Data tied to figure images
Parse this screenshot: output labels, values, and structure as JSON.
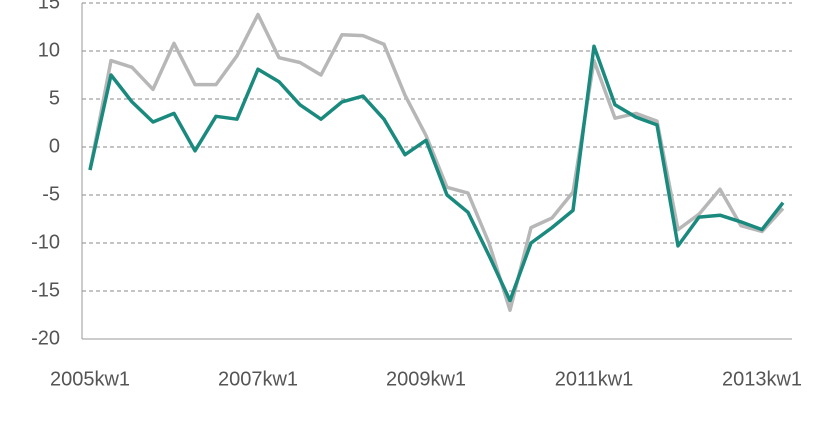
{
  "chart_data": {
    "type": "line",
    "categories": [
      "2005kw1",
      null,
      null,
      null,
      null,
      null,
      null,
      null,
      "2007kw1",
      null,
      null,
      null,
      null,
      null,
      null,
      null,
      "2009kw1",
      null,
      null,
      null,
      null,
      null,
      null,
      null,
      "2011kw1",
      null,
      null,
      null,
      null,
      null,
      null,
      null,
      "2013kw1",
      null
    ],
    "series": [
      {
        "color": "#b7b7b7",
        "values": [
          -2.4,
          9,
          8.3,
          6,
          10.8,
          6.5,
          6.5,
          9.5,
          13.8,
          9.3,
          8.8,
          7.5,
          11.7,
          11.6,
          10.7,
          5.4,
          1.2,
          -4.2,
          -4.8,
          -10,
          -17,
          -8.4,
          -7.4,
          -4.7,
          9,
          3,
          3.5,
          2.7,
          -8.6,
          -7,
          -4.4,
          -8.2,
          -8.8,
          -6.4
        ]
      },
      {
        "color": "#1a8a7e",
        "values": [
          -2.4,
          7.5,
          4.7,
          2.6,
          3.5,
          -0.4,
          3.2,
          2.9,
          8.1,
          6.8,
          4.4,
          2.9,
          4.7,
          5.3,
          2.9,
          -0.8,
          0.7,
          -5,
          -6.8,
          -11.3,
          -16,
          -10,
          -8.4,
          -6.6,
          10.5,
          4.4,
          3.1,
          2.3,
          -10.3,
          -7.3,
          -7.1,
          -7.8,
          -8.6,
          -5.8
        ]
      }
    ],
    "ylim": [
      -20,
      15
    ],
    "yticks": [
      -20,
      -15,
      -10,
      -5,
      0,
      5,
      10,
      15
    ],
    "grid": true
  }
}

Your task
Ignore the images and quote every line of the listing exactly.

Response
Parse this screenshot: output labels, values, and structure as JSON.
{
  "chart_data": {
    "type": "line",
    "categories": [
      "2005kw1",
      null,
      null,
      null,
      null,
      null,
      null,
      null,
      "2007kw1",
      null,
      null,
      null,
      null,
      null,
      null,
      null,
      "2009kw1",
      null,
      null,
      null,
      null,
      null,
      null,
      null,
      "2011kw1",
      null,
      null,
      null,
      null,
      null,
      null,
      null,
      "2013kw1",
      null
    ],
    "series": [
      {
        "color": "#b7b7b7",
        "values": [
          -2.4,
          9,
          8.3,
          6,
          10.8,
          6.5,
          6.5,
          9.5,
          13.8,
          9.3,
          8.8,
          7.5,
          11.7,
          11.6,
          10.7,
          5.4,
          1.2,
          -4.2,
          -4.8,
          -10,
          -17,
          -8.4,
          -7.4,
          -4.7,
          9,
          3,
          3.5,
          2.7,
          -8.6,
          -7,
          -4.4,
          -8.2,
          -8.8,
          -6.4
        ]
      },
      {
        "color": "#1a8a7e",
        "values": [
          -2.4,
          7.5,
          4.7,
          2.6,
          3.5,
          -0.4,
          3.2,
          2.9,
          8.1,
          6.8,
          4.4,
          2.9,
          4.7,
          5.3,
          2.9,
          -0.8,
          0.7,
          -5,
          -6.8,
          -11.3,
          -16,
          -10,
          -8.4,
          -6.6,
          10.5,
          4.4,
          3.1,
          2.3,
          -10.3,
          -7.3,
          -7.1,
          -7.8,
          -8.6,
          -5.8
        ]
      }
    ],
    "ylim": [
      -20,
      15
    ],
    "yticks": [
      -20,
      -15,
      -10,
      -5,
      0,
      5,
      10,
      15
    ],
    "grid": true
  }
}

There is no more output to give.